RECORDS PROVIDED ▸

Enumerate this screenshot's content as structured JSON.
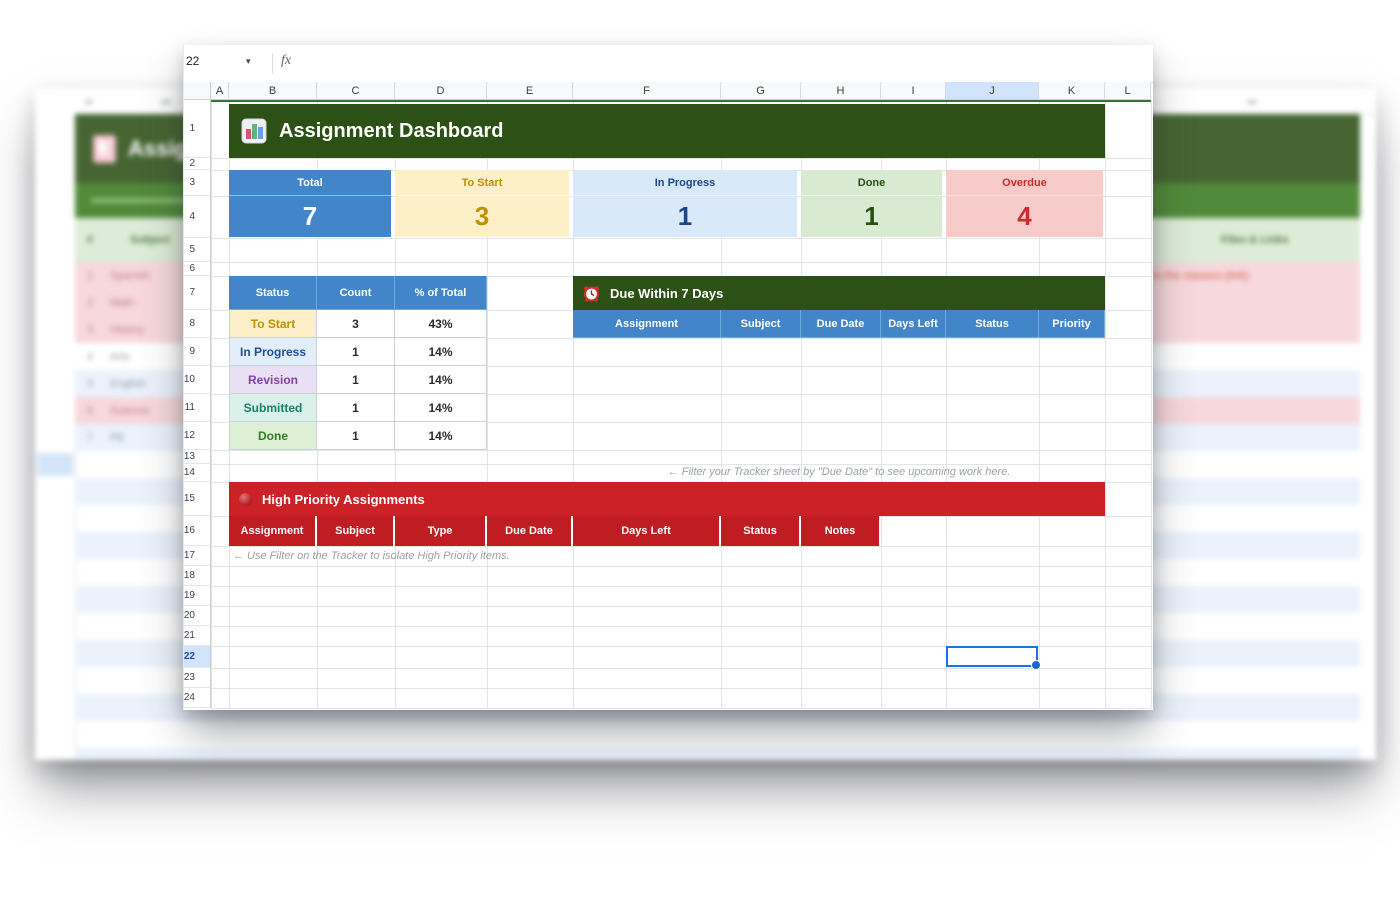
{
  "formula_bar": {
    "name_box_value": "22",
    "fx_label": "fx"
  },
  "grid": {
    "columns": [
      "A",
      "B",
      "C",
      "D",
      "E",
      "F",
      "G",
      "H",
      "I",
      "J",
      "K",
      "L"
    ],
    "rows": [
      "1",
      "2",
      "3",
      "4",
      "5",
      "6",
      "7",
      "8",
      "9",
      "10",
      "11",
      "12",
      "13",
      "14",
      "15",
      "16",
      "17",
      "18",
      "19",
      "20",
      "21",
      "22",
      "23",
      "24"
    ],
    "selected_column": "J",
    "selected_row": "22"
  },
  "colors": {
    "header_green": "#2d5016",
    "bright_green": "#3a7a1f",
    "header_blue": "#4285c8",
    "priority_red": "#cb2127",
    "priority_red_dark": "#c01d23",
    "selection_blue": "#1a73e8",
    "selection_highlight": "#d2e3fc"
  },
  "dashboard": {
    "title": "Assignment Dashboard",
    "cards": [
      {
        "label": "Total",
        "value": "7",
        "bg": "#4285c8",
        "fg": "#ffffff"
      },
      {
        "label": "To Start",
        "value": "3",
        "bg": "#fdf0c8",
        "fg": "#bf9000"
      },
      {
        "label": "In Progress",
        "value": "1",
        "bg": "#d9e9fa",
        "fg": "#1c4587"
      },
      {
        "label": "Done",
        "value": "1",
        "bg": "#d9ead3",
        "fg": "#274e13"
      },
      {
        "label": "Overdue",
        "value": "4",
        "bg": "#f6cbca",
        "fg": "#cc2b2b"
      }
    ],
    "status_table": {
      "headers": [
        "Status",
        "Count",
        "% of Total"
      ],
      "rows": [
        {
          "status": "To Start",
          "count": "3",
          "pct": "43%",
          "bg": "#fdf0c8",
          "fg": "#bf9000"
        },
        {
          "status": "In Progress",
          "count": "1",
          "pct": "14%",
          "bg": "#e2effb",
          "fg": "#1f4e96"
        },
        {
          "status": "Revision",
          "count": "1",
          "pct": "14%",
          "bg": "#e9e0f5",
          "fg": "#8440a5"
        },
        {
          "status": "Submitted",
          "count": "1",
          "pct": "14%",
          "bg": "#d9f1e9",
          "fg": "#1b7f68"
        },
        {
          "status": "Done",
          "count": "1",
          "pct": "14%",
          "bg": "#ddf0d5",
          "fg": "#327d21"
        }
      ]
    },
    "due_section": {
      "title": "Due Within 7 Days",
      "headers": [
        "Assignment",
        "Subject",
        "Due Date",
        "Days Left",
        "Status",
        "Priority"
      ],
      "note": "← Filter your Tracker sheet by \"Due Date\" to see upcoming work here."
    },
    "priority_section": {
      "title": "High Priority Assignments",
      "headers": [
        "Assignment",
        "Subject",
        "Type",
        "Due Date",
        "Days Left",
        "Status",
        "Notes"
      ],
      "note": "← Use Filter on the Tracker to isolate High Priority items."
    }
  },
  "background_sheet": {
    "title": "Assignment Tracker",
    "header_num": "#",
    "header_subject": "Subject",
    "header_files": "Files & Links",
    "link_text": "Go to the classics (link)",
    "rows": [
      {
        "num": "1",
        "subject": "Spanish",
        "bg": "#f7d3d8",
        "fg": "#b26771"
      },
      {
        "num": "2",
        "subject": "Math",
        "bg": "#f7d3d8",
        "fg": "#b26771"
      },
      {
        "num": "3",
        "subject": "History",
        "bg": "#f7d3d8",
        "fg": "#b26771"
      },
      {
        "num": "4",
        "subject": "Arts",
        "bg": "#ffffff",
        "fg": "#8a8f98"
      },
      {
        "num": "5",
        "subject": "English",
        "bg": "#e9f1fc",
        "fg": "#7d8aa0"
      },
      {
        "num": "6",
        "subject": "Science",
        "bg": "#f7d3d8",
        "fg": "#b26771"
      },
      {
        "num": "7",
        "subject": "PE",
        "bg": "#e9f1fc",
        "fg": "#7d8aa0"
      }
    ]
  }
}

PROBLEM TO WORK ON ▸ For the listing above, identify each line bearing "title".

RESPONSE TO THIS EXERCISE ▸
    "title": "Assignment Dashboard",
      "title": "Due Within 7 Days",
      "title": "High Priority Assignments",
    "title": "Assignment Tracker",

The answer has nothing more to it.